## Excerpt from a dataset
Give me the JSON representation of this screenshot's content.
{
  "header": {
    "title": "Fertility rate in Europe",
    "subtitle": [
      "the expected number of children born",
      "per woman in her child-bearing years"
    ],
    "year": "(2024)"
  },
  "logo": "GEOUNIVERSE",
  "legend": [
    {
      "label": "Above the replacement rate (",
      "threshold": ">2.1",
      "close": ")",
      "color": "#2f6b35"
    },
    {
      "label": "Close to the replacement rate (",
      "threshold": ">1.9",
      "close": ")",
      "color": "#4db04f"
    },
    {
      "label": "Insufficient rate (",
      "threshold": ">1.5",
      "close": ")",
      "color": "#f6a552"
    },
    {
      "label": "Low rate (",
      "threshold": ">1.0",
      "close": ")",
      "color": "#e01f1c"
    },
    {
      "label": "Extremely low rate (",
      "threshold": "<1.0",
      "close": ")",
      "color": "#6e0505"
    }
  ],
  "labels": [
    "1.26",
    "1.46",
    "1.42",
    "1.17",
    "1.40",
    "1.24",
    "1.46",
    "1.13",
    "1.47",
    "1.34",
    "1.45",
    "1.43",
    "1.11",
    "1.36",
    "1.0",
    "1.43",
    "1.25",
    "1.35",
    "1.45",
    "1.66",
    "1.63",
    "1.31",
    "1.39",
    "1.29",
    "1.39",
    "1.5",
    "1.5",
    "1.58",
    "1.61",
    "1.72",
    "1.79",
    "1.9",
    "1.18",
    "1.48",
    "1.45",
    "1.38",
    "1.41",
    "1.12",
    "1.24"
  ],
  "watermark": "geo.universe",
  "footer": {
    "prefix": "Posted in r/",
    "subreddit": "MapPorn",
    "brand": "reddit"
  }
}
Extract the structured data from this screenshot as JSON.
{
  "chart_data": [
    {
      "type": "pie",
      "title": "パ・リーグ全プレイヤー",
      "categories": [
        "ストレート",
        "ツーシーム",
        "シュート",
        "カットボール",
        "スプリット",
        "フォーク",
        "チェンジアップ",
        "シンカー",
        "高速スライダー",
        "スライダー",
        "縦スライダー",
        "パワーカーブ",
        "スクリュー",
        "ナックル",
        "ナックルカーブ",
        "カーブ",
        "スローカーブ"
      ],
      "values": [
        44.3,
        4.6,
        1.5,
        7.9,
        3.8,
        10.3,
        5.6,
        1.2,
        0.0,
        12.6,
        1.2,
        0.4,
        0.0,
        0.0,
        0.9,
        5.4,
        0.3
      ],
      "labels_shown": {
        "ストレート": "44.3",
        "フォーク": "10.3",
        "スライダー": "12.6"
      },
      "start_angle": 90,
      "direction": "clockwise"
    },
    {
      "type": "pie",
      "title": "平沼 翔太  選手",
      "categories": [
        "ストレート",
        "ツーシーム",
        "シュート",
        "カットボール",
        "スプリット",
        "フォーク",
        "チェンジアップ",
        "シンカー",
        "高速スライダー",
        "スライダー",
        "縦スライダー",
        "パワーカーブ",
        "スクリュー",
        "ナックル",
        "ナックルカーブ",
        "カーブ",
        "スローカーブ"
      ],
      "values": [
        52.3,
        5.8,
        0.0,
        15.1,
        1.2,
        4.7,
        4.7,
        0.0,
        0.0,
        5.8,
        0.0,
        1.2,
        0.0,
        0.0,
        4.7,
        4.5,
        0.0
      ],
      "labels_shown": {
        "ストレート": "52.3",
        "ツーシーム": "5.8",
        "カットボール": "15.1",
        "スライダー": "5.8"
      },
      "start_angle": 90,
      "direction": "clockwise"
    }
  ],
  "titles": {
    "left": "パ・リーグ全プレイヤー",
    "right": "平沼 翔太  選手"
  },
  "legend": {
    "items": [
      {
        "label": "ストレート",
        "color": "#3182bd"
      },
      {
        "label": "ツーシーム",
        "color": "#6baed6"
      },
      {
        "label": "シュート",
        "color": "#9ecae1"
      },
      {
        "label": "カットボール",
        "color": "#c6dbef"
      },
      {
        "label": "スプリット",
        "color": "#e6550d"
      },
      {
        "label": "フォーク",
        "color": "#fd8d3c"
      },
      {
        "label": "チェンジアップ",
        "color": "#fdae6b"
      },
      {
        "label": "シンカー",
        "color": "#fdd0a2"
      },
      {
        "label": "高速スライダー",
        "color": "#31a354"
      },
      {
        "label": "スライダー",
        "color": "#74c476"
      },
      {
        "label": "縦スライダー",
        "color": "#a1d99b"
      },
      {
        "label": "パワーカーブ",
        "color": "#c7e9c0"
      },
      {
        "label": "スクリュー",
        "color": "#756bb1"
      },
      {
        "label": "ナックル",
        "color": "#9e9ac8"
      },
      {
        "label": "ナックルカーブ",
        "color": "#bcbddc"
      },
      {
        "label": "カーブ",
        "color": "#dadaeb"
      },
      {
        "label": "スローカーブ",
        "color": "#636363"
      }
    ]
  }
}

## Given instruction
The records above should be repeated in full, exactly as given.

## Solved problem
Give me the JSON representation of this screenshot's content.
{
  "header": {
    "title": "Fertility rate in Europe",
    "subtitle": [
      "the expected number of children born",
      "per woman in her child-bearing years"
    ],
    "year": "(2024)"
  },
  "logo": "GEOUNIVERSE",
  "legend": [
    {
      "label": "Above the replacement rate (",
      "threshold": ">2.1",
      "close": ")",
      "color": "#2f6b35"
    },
    {
      "label": "Close to the replacement rate (",
      "threshold": ">1.9",
      "close": ")",
      "color": "#4db04f"
    },
    {
      "label": "Insufficient rate (",
      "threshold": ">1.5",
      "close": ")",
      "color": "#f6a552"
    },
    {
      "label": "Low rate (",
      "threshold": ">1.0",
      "close": ")",
      "color": "#e01f1c"
    },
    {
      "label": "Extremely low rate (",
      "threshold": "<1.0",
      "close": ")",
      "color": "#6e0505"
    }
  ],
  "labels": [
    "1.26",
    "1.46",
    "1.42",
    "1.17",
    "1.40",
    "1.24",
    "1.46",
    "1.13",
    "1.47",
    "1.34",
    "1.45",
    "1.43",
    "1.11",
    "1.36",
    "1.0",
    "1.43",
    "1.25",
    "1.35",
    "1.45",
    "1.66",
    "1.63",
    "1.31",
    "1.39",
    "1.29",
    "1.39",
    "1.5",
    "1.5",
    "1.58",
    "1.61",
    "1.72",
    "1.79",
    "1.9",
    "1.18",
    "1.48",
    "1.45",
    "1.38",
    "1.41",
    "1.12",
    "1.24"
  ],
  "watermark": "geo.universe",
  "footer": {
    "prefix": "Posted in r/",
    "subreddit": "MapPorn",
    "brand": "reddit"
  }
}
Extract the structured data from this screenshot as JSON.
{
  "chart_data": [
    {
      "type": "pie",
      "title": "パ・リーグ全プレイヤー",
      "categories": [
        "ストレート",
        "ツーシーム",
        "シュート",
        "カットボール",
        "スプリット",
        "フォーク",
        "チェンジアップ",
        "シンカー",
        "高速スライダー",
        "スライダー",
        "縦スライダー",
        "パワーカーブ",
        "スクリュー",
        "ナックル",
        "ナックルカーブ",
        "カーブ",
        "スローカーブ"
      ],
      "values": [
        44.3,
        4.6,
        1.5,
        7.9,
        3.8,
        10.3,
        5.6,
        1.2,
        0.0,
        12.6,
        1.2,
        0.4,
        0.0,
        0.0,
        0.9,
        5.4,
        0.3
      ],
      "labels_shown": {
        "ストレート": "44.3",
        "フォーク": "10.3",
        "スライダー": "12.6"
      },
      "start_angle": 90,
      "direction": "clockwise"
    },
    {
      "type": "pie",
      "title": "平沼 翔太  選手",
      "categories": [
        "ストレート",
        "ツーシーム",
        "シュート",
        "カットボール",
        "スプリット",
        "フォーク",
        "チェンジアップ",
        "シンカー",
        "高速スライダー",
        "スライダー",
        "縦スライダー",
        "パワーカーブ",
        "スクリュー",
        "ナックル",
        "ナックルカーブ",
        "カーブ",
        "スローカーブ"
      ],
      "values": [
        52.3,
        5.8,
        0.0,
        15.1,
        1.2,
        4.7,
        4.7,
        0.0,
        0.0,
        5.8,
        0.0,
        1.2,
        0.0,
        0.0,
        4.7,
        4.5,
        0.0
      ],
      "labels_shown": {
        "ストレート": "52.3",
        "ツーシーム": "5.8",
        "カットボール": "15.1",
        "スライダー": "5.8"
      },
      "start_angle": 90,
      "direction": "clockwise"
    }
  ],
  "titles": {
    "left": "パ・リーグ全プレイヤー",
    "right": "平沼 翔太  選手"
  },
  "legend": {
    "items": [
      {
        "label": "ストレート",
        "color": "#3182bd"
      },
      {
        "label": "ツーシーム",
        "color": "#6baed6"
      },
      {
        "label": "シュート",
        "color": "#9ecae1"
      },
      {
        "label": "カットボール",
        "color": "#c6dbef"
      },
      {
        "label": "スプリット",
        "color": "#e6550d"
      },
      {
        "label": "フォーク",
        "color": "#fd8d3c"
      },
      {
        "label": "チェンジアップ",
        "color": "#fdae6b"
      },
      {
        "label": "シンカー",
        "color": "#fdd0a2"
      },
      {
        "label": "高速スライダー",
        "color": "#31a354"
      },
      {
        "label": "スライダー",
        "color": "#74c476"
      },
      {
        "label": "縦スライダー",
        "color": "#a1d99b"
      },
      {
        "label": "パワーカーブ",
        "color": "#c7e9c0"
      },
      {
        "label": "スクリュー",
        "color": "#756bb1"
      },
      {
        "label": "ナックル",
        "color": "#9e9ac8"
      },
      {
        "label": "ナックルカーブ",
        "color": "#bcbddc"
      },
      {
        "label": "カーブ",
        "color": "#dadaeb"
      },
      {
        "label": "スローカーブ",
        "color": "#636363"
      }
    ]
  }
}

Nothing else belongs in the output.